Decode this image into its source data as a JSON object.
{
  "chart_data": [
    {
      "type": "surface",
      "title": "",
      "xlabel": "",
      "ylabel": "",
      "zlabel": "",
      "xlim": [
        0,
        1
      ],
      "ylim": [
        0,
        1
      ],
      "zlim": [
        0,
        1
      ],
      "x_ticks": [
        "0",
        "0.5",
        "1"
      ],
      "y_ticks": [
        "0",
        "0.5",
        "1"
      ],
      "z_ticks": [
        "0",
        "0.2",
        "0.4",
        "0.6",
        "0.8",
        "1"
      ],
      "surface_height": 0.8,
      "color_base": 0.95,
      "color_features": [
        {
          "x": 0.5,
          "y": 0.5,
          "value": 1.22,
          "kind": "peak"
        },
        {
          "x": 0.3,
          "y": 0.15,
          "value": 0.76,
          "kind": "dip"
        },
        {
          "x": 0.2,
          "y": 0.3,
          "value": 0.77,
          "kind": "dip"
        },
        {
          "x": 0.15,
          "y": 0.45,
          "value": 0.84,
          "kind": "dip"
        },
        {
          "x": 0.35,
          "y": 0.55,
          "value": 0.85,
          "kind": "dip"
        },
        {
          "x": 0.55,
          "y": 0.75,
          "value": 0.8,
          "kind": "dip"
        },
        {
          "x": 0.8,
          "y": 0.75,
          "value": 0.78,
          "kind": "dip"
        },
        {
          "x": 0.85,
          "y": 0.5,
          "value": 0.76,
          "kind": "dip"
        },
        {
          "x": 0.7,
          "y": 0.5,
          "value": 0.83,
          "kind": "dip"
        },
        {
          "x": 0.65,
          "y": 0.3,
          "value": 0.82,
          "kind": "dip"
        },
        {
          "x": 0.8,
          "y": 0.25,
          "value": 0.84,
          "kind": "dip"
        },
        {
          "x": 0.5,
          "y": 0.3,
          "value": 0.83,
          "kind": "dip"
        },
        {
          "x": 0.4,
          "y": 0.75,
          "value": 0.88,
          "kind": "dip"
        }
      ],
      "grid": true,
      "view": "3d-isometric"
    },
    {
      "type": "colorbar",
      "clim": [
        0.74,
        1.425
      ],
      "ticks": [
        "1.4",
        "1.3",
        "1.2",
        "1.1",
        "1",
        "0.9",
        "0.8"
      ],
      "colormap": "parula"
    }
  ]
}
:::
Problem statement
Extract every line above exactly as it stands.

Full output
Decode this image into its source data as a JSON object.
{
  "chart_data": [
    {
      "type": "surface",
      "title": "",
      "xlabel": "",
      "ylabel": "",
      "zlabel": "",
      "xlim": [
        0,
        1
      ],
      "ylim": [
        0,
        1
      ],
      "zlim": [
        0,
        1
      ],
      "x_ticks": [
        "0",
        "0.5",
        "1"
      ],
      "y_ticks": [
        "0",
        "0.5",
        "1"
      ],
      "z_ticks": [
        "0",
        "0.2",
        "0.4",
        "0.6",
        "0.8",
        "1"
      ],
      "surface_height": 0.8,
      "color_base": 0.95,
      "color_features": [
        {
          "x": 0.5,
          "y": 0.5,
          "value": 1.22,
          "kind": "peak"
        },
        {
          "x": 0.3,
          "y": 0.15,
          "value": 0.76,
          "kind": "dip"
        },
        {
          "x": 0.2,
          "y": 0.3,
          "value": 0.77,
          "kind": "dip"
        },
        {
          "x": 0.15,
          "y": 0.45,
          "value": 0.84,
          "kind": "dip"
        },
        {
          "x": 0.35,
          "y": 0.55,
          "value": 0.85,
          "kind": "dip"
        },
        {
          "x": 0.55,
          "y": 0.75,
          "value": 0.8,
          "kind": "dip"
        },
        {
          "x": 0.8,
          "y": 0.75,
          "value": 0.78,
          "kind": "dip"
        },
        {
          "x": 0.85,
          "y": 0.5,
          "value": 0.76,
          "kind": "dip"
        },
        {
          "x": 0.7,
          "y": 0.5,
          "value": 0.83,
          "kind": "dip"
        },
        {
          "x": 0.65,
          "y": 0.3,
          "value": 0.82,
          "kind": "dip"
        },
        {
          "x": 0.8,
          "y": 0.25,
          "value": 0.84,
          "kind": "dip"
        },
        {
          "x": 0.5,
          "y": 0.3,
          "value": 0.83,
          "kind": "dip"
        },
        {
          "x": 0.4,
          "y": 0.75,
          "value": 0.88,
          "kind": "dip"
        }
      ],
      "grid": true,
      "view": "3d-isometric"
    },
    {
      "type": "colorbar",
      "clim": [
        0.74,
        1.425
      ],
      "ticks": [
        "1.4",
        "1.3",
        "1.2",
        "1.1",
        "1",
        "0.9",
        "0.8"
      ],
      "colormap": "parula"
    }
  ]
}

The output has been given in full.